[Begin The input]

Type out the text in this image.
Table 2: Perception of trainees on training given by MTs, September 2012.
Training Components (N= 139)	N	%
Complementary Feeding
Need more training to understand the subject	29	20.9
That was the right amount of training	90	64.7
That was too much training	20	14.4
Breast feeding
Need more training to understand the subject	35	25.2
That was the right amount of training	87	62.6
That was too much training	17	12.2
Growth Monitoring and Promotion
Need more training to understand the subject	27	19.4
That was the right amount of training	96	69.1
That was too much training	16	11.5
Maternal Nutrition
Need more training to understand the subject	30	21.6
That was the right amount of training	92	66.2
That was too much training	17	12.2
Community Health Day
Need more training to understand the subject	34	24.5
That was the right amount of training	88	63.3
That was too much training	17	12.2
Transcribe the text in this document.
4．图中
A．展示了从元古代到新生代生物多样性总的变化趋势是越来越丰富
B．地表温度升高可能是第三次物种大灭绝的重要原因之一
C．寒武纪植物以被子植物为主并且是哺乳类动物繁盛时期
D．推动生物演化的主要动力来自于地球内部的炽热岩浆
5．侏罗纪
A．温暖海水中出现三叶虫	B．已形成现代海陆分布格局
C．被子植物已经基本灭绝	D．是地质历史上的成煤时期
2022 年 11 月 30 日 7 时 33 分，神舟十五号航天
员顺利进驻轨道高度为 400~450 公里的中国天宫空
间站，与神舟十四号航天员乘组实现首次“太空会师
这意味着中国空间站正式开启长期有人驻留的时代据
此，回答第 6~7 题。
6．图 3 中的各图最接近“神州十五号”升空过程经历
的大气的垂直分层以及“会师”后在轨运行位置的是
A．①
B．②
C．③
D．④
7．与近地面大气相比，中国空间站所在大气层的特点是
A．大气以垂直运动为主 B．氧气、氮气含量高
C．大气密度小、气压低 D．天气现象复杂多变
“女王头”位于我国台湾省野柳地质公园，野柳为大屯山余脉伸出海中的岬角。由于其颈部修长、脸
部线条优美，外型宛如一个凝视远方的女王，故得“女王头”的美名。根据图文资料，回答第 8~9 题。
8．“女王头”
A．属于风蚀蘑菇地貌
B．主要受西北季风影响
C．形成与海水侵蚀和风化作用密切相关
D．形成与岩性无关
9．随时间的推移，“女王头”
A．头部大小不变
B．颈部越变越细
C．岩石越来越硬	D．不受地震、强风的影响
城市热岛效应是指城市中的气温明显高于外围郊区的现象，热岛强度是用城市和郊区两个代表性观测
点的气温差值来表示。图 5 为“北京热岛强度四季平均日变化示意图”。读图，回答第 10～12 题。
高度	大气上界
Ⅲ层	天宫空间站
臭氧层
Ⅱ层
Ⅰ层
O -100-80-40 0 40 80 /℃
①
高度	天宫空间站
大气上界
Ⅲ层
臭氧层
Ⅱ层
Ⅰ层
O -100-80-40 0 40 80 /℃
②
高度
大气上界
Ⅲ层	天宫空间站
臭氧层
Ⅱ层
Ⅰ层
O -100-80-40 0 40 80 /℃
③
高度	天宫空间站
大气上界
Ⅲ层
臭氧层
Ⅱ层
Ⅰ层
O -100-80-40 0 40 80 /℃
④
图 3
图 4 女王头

[End The input]
[Begin The input]

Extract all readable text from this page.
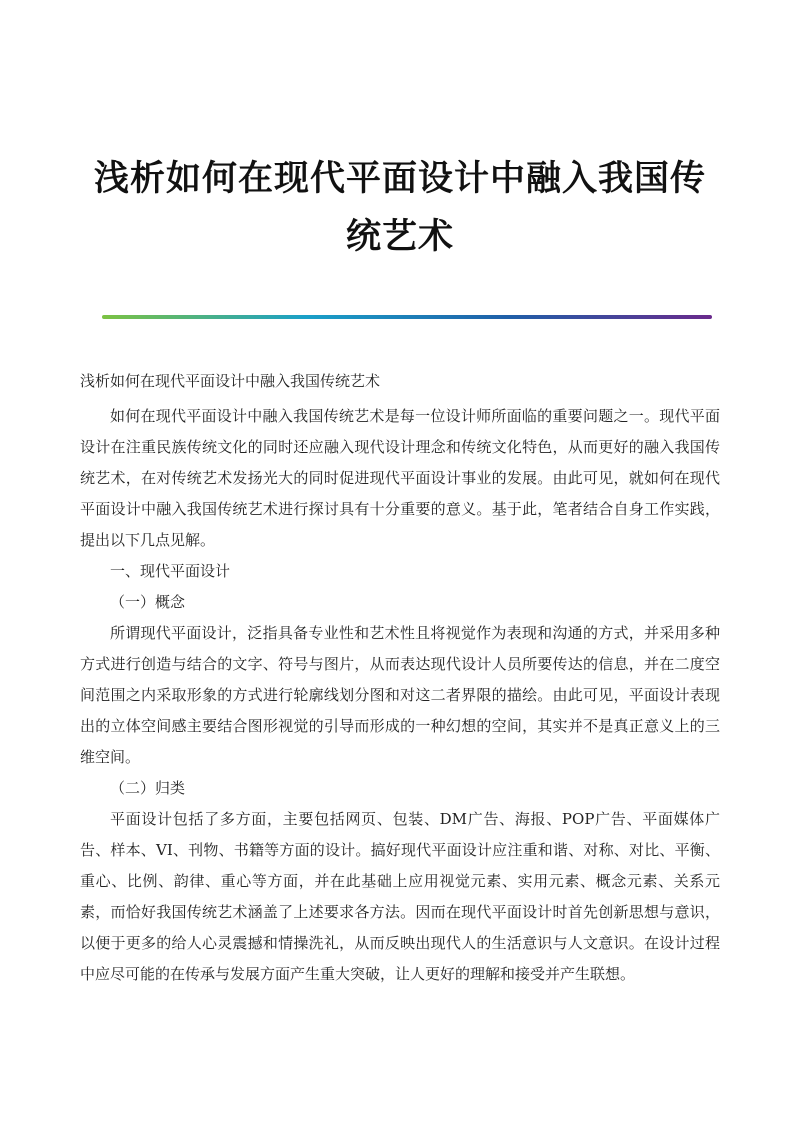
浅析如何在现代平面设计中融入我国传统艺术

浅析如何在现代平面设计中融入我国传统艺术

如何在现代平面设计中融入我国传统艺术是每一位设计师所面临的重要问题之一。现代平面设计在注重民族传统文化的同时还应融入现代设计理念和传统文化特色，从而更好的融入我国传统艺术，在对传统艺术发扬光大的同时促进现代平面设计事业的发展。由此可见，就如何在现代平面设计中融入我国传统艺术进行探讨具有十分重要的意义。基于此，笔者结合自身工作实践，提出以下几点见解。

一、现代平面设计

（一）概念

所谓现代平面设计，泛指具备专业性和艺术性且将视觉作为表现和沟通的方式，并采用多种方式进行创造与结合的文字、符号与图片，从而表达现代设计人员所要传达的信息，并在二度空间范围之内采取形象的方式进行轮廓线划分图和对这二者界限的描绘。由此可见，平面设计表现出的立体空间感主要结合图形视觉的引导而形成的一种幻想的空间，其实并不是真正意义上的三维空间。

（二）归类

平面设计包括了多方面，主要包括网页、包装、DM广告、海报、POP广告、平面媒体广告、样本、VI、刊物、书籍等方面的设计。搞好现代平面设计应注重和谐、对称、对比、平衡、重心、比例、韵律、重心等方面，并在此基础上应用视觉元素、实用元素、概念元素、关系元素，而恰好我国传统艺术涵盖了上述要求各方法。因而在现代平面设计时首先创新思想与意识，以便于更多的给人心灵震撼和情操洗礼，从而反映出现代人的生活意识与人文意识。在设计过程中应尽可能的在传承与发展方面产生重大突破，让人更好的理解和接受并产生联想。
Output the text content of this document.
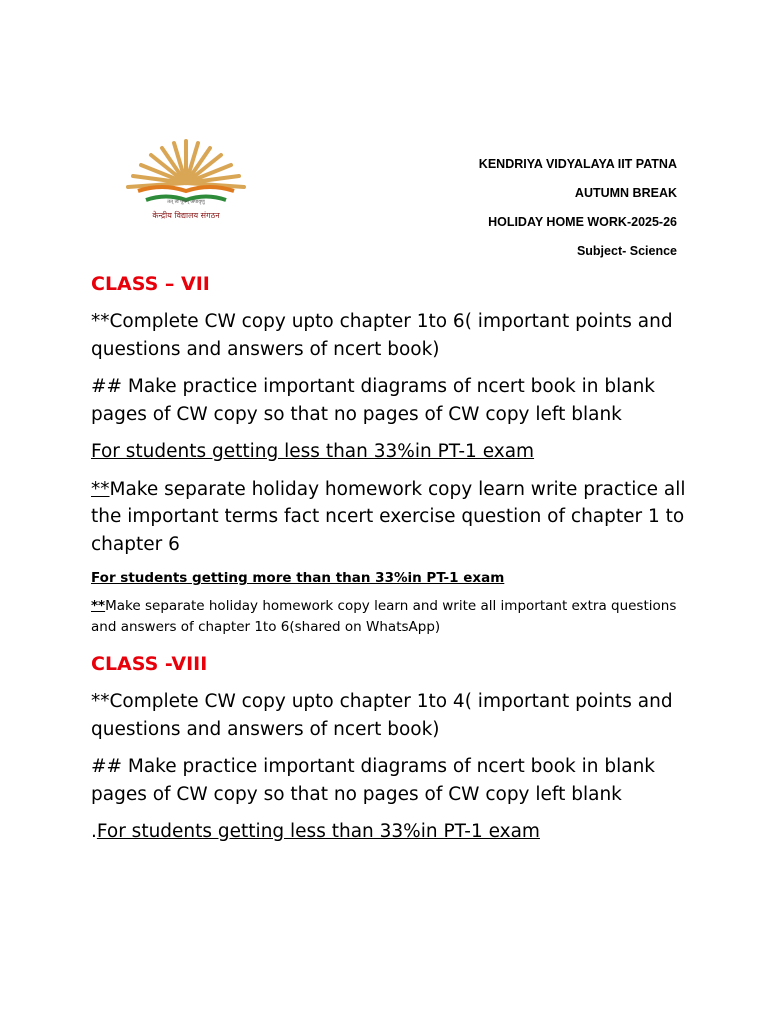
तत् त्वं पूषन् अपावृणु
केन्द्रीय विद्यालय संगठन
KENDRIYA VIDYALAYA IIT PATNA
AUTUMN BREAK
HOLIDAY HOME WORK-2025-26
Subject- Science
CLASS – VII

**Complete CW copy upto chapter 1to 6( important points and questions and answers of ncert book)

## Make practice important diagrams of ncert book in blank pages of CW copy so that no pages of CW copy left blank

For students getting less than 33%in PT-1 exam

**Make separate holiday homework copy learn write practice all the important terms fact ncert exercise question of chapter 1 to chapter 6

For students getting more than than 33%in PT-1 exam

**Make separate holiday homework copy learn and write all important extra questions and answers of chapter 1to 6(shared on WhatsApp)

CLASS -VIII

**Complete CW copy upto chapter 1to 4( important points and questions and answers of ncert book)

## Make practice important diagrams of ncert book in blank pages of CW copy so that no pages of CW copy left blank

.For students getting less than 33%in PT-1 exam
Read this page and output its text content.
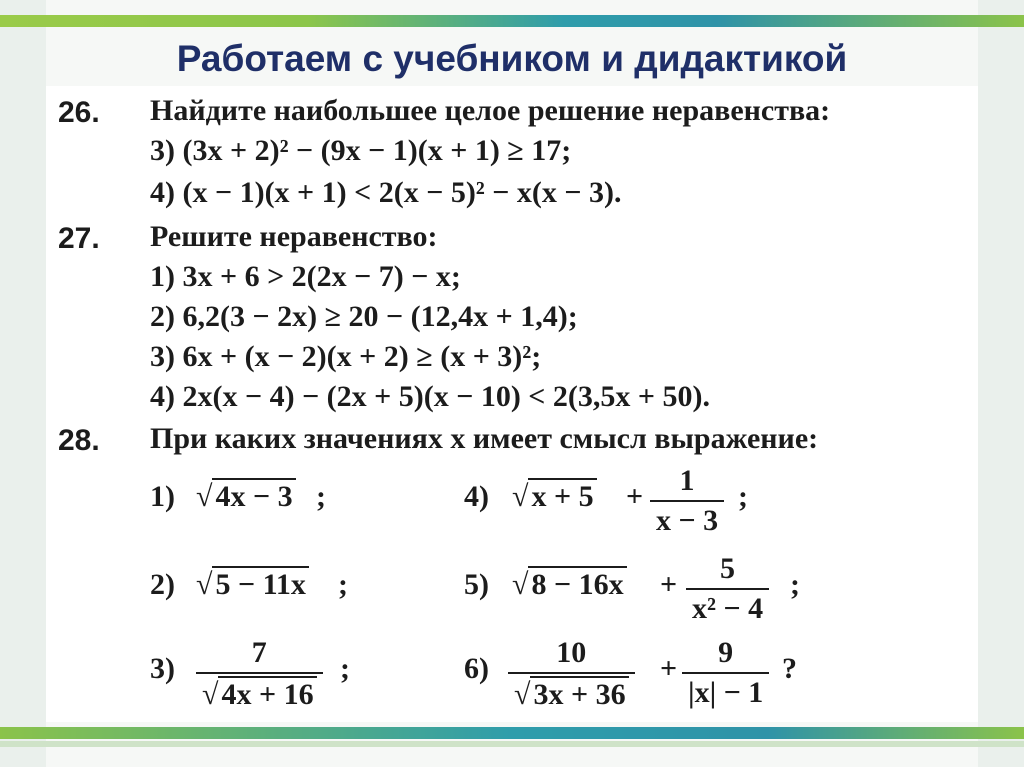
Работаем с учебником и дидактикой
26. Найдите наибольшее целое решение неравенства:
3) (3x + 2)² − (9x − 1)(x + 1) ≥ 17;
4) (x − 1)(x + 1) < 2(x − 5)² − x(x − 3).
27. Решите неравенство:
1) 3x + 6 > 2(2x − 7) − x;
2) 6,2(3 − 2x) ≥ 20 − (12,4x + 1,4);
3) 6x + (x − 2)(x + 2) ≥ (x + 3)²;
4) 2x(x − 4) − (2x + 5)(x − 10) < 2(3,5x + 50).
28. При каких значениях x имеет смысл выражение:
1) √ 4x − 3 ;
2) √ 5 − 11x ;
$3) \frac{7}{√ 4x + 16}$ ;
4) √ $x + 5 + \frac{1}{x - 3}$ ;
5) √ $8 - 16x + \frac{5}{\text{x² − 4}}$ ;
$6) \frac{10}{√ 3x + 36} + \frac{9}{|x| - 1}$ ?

[End The input]
[Begin The input]

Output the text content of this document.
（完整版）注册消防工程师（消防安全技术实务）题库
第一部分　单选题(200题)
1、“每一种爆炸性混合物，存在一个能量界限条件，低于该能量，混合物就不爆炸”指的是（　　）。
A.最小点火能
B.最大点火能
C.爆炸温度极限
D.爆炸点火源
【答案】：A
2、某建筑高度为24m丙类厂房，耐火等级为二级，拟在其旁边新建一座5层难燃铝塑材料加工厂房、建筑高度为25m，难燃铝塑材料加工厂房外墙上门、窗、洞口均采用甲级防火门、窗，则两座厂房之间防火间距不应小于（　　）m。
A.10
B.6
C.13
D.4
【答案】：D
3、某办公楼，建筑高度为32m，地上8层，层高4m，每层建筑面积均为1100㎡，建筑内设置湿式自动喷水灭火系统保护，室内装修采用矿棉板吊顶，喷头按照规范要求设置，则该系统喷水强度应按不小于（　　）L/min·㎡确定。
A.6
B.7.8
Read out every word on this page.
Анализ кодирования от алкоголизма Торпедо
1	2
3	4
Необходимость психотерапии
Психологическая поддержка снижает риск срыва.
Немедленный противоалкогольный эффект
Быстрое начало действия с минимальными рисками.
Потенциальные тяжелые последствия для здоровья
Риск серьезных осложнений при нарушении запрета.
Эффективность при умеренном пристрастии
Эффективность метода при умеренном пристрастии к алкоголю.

[End The input]

● **Your instructions**
In the lines above, locate the string "less". Copy every line where it occurs.

● **Exercise output**
For students getting less than 33%in PT-1 exam
.For students getting less than 33%in PT-1 exam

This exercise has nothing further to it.